[start]
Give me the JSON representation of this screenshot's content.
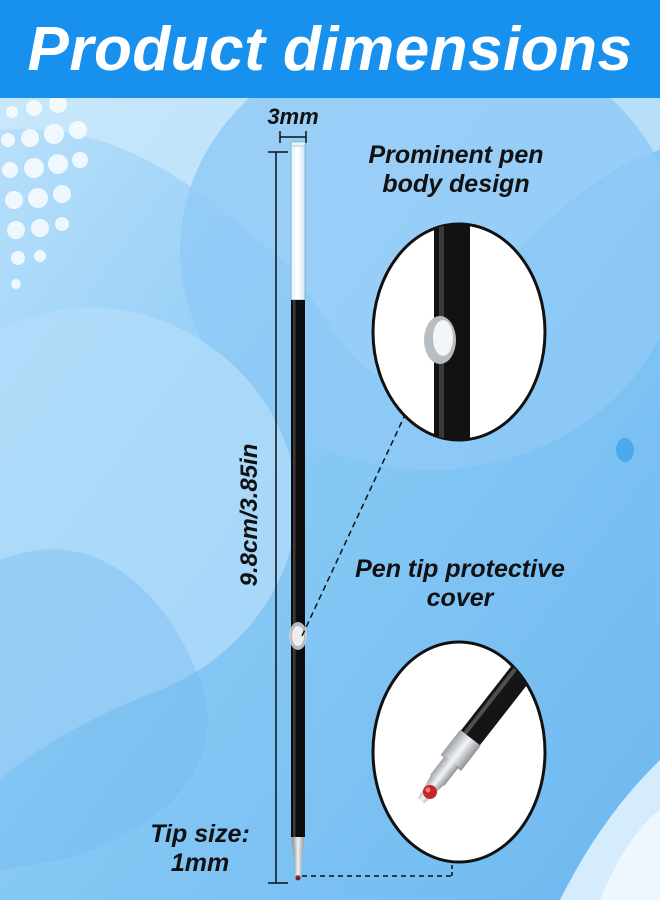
{
  "header": {
    "title": "Product dimensions"
  },
  "labels": {
    "width": "3mm",
    "length": "9.8cm/3.85in",
    "body_design": "Prominent pen body design",
    "tip_cover": "Pen tip protective cover",
    "tip_size": "Tip size: 1mm"
  },
  "colors": {
    "header": "#1890ee",
    "background": "#7fc4f4",
    "text": "#111111"
  }
}
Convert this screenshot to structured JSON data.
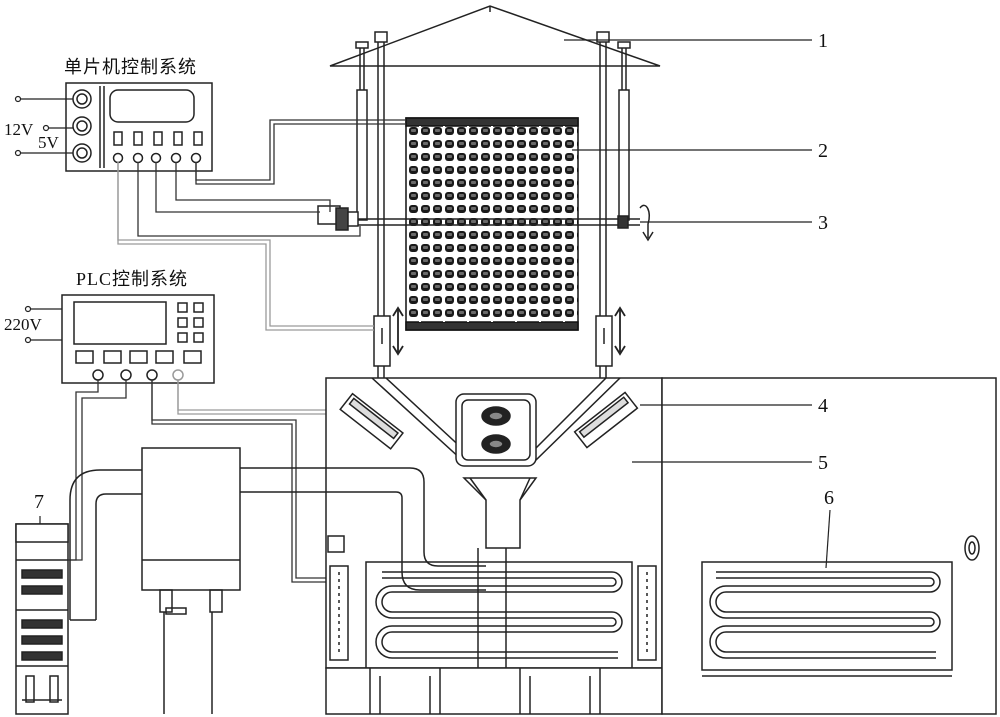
{
  "controllers": {
    "mcu": {
      "title": "单片机控制系统",
      "voltage_a": "12V",
      "voltage_b": "5V"
    },
    "plc": {
      "title": "PLC控制系统",
      "voltage": "220V"
    }
  },
  "callouts": [
    {
      "id": "1",
      "text": "1"
    },
    {
      "id": "2",
      "text": "2"
    },
    {
      "id": "3",
      "text": "3"
    },
    {
      "id": "4",
      "text": "4"
    },
    {
      "id": "5",
      "text": "5"
    },
    {
      "id": "6",
      "text": "6"
    },
    {
      "id": "7",
      "text": "7"
    }
  ],
  "colors": {
    "line": "#222222",
    "fill": "#ffffff",
    "dark": "#1a1a1a",
    "wire": "#555555",
    "light_wire": "#9a9a9a"
  }
}
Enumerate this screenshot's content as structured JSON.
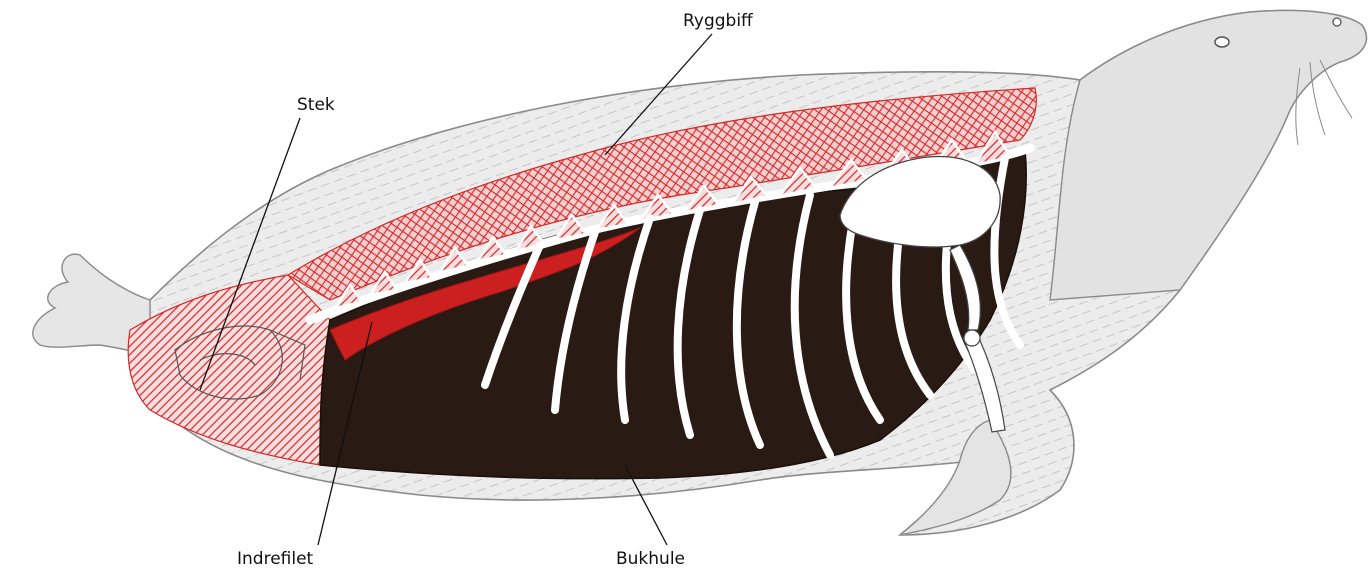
{
  "labels": {
    "ryggbiff": "Ryggbiff",
    "stek": "Stek",
    "indrefilet": "Indrefilet",
    "bukhule": "Bukhule"
  },
  "colors": {
    "meat_red": "#d42a2a",
    "fillet_red": "#cc1f1f",
    "cavity": "#2a1a14",
    "bone": "#ffffff",
    "skin_grey": "#d9d9d9",
    "sketch_line": "#7a7a7a",
    "leader_line": "#111111"
  }
}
[end]
Search the records for the word "text". Copy every line that has it.

TASK SOLUTION:
    "text": "#111111"
      "text": "1"
      "text": "2"
      "text": "3"
      "text": "4"
      "text": "5"
      "text": "6"
      "text": "7"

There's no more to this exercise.